=== INPUT ===
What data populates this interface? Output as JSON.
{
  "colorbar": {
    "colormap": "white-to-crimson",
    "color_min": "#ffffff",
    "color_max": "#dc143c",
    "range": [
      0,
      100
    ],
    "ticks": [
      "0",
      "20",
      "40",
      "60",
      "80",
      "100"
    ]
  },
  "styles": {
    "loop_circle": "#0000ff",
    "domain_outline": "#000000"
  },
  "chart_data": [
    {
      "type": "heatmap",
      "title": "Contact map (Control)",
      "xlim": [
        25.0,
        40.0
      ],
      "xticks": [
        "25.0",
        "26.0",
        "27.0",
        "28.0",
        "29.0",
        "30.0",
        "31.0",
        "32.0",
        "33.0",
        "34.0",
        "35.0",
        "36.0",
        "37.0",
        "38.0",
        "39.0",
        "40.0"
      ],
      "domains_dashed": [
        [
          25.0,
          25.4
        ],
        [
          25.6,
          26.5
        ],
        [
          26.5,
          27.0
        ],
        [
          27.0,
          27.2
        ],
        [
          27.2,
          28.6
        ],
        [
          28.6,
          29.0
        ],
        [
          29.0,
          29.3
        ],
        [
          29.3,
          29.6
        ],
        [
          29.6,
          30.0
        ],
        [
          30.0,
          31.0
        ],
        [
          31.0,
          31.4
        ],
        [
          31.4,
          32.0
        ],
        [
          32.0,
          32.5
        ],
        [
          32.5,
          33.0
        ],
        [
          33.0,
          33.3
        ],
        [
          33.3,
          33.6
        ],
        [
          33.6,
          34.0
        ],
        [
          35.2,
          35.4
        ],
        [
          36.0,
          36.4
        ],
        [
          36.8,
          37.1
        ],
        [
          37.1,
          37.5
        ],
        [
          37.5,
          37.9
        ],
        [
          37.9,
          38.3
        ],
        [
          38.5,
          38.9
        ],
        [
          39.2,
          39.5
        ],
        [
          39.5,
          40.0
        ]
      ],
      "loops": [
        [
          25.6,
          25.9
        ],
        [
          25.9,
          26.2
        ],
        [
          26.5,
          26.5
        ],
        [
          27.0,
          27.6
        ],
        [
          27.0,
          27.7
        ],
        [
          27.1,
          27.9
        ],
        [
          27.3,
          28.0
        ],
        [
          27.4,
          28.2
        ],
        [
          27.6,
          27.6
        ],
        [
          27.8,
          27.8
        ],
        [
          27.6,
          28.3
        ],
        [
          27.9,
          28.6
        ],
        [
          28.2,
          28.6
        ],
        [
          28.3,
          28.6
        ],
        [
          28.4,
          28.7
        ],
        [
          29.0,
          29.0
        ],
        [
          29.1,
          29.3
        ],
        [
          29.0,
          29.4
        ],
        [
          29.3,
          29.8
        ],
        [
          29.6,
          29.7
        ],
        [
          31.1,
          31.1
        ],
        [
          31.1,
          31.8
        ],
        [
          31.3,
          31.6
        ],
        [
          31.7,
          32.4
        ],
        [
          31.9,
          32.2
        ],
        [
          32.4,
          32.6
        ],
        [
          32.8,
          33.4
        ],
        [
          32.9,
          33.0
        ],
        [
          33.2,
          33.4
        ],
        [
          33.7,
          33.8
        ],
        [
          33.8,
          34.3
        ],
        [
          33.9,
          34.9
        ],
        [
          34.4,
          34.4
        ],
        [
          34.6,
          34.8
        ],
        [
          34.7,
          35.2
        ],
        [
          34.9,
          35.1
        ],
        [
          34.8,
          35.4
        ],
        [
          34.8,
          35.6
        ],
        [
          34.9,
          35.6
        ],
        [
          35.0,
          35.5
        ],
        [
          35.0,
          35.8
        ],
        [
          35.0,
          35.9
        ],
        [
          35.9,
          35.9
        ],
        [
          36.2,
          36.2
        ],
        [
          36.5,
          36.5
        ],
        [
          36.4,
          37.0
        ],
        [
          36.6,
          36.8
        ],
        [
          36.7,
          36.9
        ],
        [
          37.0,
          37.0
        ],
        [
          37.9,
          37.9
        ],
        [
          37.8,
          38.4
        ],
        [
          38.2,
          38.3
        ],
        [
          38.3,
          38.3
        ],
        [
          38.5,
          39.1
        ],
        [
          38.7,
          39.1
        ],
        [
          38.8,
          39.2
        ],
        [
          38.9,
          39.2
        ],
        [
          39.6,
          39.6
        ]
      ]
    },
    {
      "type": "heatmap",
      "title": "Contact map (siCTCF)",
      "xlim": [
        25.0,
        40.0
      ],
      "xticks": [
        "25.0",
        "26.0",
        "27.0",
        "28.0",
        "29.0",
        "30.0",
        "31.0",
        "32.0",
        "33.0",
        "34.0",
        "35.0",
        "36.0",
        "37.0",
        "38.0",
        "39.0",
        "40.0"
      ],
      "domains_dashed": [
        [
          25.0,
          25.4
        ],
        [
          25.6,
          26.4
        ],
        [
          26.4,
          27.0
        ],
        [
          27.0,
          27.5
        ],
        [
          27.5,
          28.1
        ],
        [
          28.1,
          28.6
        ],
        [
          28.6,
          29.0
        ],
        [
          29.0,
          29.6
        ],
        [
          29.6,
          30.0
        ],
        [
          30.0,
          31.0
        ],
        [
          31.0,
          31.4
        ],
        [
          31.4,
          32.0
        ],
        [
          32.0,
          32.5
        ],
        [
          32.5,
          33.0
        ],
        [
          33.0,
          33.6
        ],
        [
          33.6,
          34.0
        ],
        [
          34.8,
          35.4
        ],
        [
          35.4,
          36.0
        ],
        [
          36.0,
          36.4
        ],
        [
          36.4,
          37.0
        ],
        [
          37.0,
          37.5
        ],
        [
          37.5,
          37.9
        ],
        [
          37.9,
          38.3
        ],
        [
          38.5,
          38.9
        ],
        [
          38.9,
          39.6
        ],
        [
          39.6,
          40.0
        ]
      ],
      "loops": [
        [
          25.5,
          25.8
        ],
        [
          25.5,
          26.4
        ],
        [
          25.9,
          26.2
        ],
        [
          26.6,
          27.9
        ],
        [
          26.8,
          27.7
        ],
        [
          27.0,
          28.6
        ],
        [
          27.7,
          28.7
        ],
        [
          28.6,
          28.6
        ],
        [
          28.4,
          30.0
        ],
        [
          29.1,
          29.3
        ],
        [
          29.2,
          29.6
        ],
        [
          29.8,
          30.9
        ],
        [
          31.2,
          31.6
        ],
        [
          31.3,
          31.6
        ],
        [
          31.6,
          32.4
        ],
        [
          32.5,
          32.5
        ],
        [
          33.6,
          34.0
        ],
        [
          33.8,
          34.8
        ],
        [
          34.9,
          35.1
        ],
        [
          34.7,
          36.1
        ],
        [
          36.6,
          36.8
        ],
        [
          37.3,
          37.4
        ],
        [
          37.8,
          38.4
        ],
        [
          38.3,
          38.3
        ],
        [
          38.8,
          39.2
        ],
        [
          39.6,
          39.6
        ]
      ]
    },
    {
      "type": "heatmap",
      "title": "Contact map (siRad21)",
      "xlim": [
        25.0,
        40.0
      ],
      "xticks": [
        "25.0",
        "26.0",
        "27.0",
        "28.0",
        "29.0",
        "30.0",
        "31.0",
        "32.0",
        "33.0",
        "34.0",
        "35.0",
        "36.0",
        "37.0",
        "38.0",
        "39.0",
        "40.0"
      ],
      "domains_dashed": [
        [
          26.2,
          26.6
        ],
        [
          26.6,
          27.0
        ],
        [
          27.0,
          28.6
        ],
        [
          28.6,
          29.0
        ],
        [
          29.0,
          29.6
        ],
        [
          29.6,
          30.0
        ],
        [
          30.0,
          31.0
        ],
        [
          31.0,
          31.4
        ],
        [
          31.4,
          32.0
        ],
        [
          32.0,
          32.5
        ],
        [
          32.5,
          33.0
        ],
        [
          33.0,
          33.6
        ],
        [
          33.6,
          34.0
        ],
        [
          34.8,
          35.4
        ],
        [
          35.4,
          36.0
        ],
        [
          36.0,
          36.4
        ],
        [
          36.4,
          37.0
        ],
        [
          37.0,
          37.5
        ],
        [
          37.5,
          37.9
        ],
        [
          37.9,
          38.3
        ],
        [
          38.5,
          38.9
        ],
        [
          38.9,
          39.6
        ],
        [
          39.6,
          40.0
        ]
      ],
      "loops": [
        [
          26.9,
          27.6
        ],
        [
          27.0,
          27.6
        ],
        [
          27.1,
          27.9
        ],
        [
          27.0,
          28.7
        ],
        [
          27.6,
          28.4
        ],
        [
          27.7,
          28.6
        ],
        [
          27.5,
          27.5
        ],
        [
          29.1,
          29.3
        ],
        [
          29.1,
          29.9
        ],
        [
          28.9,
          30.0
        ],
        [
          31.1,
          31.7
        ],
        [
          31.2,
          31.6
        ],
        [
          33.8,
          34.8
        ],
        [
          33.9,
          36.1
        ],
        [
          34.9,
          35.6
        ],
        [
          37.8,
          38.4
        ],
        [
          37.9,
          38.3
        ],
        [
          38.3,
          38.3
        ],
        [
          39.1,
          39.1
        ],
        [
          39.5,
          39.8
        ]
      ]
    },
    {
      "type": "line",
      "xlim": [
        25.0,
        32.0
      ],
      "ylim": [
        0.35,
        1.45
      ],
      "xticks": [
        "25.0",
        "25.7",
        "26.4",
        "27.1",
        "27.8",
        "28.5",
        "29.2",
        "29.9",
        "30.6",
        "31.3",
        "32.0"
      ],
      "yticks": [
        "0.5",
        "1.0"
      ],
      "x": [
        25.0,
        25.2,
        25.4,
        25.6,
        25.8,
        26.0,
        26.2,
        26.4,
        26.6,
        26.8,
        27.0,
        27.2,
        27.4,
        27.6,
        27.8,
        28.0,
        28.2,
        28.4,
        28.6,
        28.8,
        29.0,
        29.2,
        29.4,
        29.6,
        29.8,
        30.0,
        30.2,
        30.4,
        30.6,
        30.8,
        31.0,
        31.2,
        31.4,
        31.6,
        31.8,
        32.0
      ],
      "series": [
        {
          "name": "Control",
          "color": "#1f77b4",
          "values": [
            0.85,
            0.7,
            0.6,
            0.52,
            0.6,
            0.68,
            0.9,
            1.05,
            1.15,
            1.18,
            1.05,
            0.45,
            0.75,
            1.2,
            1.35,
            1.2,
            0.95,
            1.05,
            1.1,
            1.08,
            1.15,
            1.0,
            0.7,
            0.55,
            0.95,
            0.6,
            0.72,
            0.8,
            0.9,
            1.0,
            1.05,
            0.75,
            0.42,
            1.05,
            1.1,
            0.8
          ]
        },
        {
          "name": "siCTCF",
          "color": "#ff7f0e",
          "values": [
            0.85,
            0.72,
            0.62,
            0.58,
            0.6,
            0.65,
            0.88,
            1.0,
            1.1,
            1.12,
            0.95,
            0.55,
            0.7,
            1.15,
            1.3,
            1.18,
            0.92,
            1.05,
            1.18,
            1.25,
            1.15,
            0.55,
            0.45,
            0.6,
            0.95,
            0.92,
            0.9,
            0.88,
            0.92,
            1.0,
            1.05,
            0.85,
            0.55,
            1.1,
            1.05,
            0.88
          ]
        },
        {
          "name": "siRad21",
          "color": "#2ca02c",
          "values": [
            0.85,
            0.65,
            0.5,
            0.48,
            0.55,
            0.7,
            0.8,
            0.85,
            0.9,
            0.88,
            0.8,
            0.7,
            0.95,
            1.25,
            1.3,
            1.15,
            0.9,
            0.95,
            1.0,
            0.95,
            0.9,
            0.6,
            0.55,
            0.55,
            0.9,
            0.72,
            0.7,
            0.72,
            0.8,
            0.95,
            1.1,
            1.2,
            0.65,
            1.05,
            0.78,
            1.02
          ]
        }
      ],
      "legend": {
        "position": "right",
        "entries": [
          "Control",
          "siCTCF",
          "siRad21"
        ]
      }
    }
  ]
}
===
=== INPUT ===
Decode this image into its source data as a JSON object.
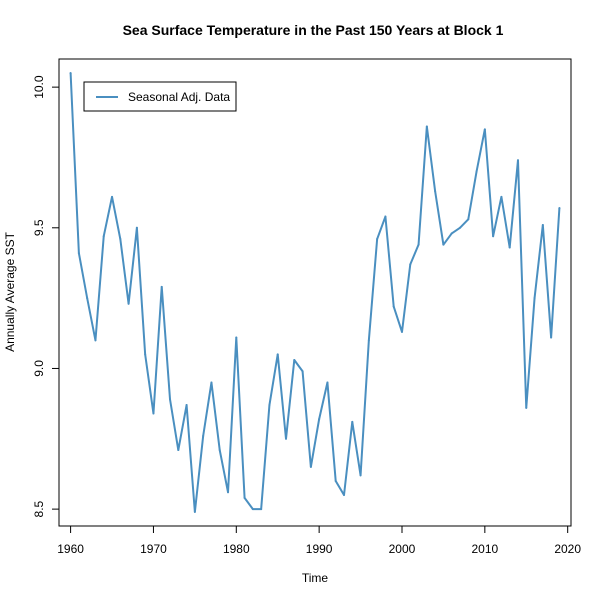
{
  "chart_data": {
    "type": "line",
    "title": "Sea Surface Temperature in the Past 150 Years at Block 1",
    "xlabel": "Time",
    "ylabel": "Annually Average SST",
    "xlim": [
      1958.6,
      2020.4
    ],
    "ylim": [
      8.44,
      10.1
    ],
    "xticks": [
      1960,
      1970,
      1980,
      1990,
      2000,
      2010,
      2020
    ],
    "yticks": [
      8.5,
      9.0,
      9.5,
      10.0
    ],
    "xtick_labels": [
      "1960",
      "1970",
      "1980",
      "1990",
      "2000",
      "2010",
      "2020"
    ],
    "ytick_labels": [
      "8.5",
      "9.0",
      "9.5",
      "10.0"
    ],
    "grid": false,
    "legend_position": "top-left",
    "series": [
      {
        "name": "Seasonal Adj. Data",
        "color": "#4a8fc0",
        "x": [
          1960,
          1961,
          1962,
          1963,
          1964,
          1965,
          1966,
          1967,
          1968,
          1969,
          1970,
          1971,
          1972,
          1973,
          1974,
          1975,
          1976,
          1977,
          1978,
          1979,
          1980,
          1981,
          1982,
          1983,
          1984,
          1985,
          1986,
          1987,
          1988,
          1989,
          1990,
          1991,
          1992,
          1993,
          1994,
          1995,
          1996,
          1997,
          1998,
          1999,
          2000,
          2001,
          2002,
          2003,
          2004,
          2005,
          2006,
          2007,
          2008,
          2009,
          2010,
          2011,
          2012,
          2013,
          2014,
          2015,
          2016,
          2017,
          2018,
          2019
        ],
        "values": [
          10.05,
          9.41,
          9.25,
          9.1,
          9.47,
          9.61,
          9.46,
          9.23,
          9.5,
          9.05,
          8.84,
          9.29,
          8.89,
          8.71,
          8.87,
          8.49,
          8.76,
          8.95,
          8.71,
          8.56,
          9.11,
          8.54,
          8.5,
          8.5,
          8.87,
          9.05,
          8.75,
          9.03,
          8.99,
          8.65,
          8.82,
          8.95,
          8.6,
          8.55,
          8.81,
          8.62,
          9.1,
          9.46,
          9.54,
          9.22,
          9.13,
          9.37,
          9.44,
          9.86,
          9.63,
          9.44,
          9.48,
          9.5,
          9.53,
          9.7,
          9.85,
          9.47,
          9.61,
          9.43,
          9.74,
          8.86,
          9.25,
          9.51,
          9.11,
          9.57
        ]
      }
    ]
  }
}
===
=== INPUT ===
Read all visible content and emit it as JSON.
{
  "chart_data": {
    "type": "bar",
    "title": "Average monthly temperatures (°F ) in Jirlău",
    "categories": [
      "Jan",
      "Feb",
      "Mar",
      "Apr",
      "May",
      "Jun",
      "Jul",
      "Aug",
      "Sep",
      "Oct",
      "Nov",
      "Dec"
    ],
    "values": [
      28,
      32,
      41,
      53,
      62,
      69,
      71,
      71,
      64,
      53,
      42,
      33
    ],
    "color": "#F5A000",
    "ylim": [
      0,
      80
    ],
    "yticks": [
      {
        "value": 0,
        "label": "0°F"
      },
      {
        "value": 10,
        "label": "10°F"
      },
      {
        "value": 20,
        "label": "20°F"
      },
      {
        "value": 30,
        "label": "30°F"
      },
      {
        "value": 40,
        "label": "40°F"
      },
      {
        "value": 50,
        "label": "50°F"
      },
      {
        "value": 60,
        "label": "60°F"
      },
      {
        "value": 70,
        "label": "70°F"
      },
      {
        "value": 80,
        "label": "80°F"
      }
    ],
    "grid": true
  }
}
===
WHAT YOU SHOULD DO = Copy each line that contains the word "Contact".

REPLY =
      "title": "Contact map (Control)",
      "title": "Contact map (siCTCF)",
      "title": "Contact map (siRad21)",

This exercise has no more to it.